§ WORK TO BE COMPLETED
Say how many lines include the word "anche", using only a number.

§ PROVIDED DATA
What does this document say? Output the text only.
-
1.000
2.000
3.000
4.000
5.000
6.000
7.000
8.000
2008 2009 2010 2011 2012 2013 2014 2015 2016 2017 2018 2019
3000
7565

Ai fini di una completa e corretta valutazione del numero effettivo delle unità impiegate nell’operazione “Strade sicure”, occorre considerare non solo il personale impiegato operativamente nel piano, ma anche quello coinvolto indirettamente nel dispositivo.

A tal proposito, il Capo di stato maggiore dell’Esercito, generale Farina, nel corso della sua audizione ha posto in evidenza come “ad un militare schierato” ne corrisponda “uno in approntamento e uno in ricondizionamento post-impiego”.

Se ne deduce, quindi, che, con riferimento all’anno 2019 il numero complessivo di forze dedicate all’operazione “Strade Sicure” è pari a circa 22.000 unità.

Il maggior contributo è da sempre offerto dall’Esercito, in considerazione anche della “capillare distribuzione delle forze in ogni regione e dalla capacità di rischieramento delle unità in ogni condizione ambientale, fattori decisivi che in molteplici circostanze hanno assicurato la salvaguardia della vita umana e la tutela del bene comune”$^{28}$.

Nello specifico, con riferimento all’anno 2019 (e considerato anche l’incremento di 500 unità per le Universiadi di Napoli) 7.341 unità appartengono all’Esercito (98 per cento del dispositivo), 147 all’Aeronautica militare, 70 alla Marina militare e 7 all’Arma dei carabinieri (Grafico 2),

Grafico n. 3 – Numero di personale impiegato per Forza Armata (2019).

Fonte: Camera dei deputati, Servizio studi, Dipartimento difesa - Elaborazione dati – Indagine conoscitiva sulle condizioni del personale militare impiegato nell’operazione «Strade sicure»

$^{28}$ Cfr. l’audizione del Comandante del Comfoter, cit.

§ FINAL ANSWER
3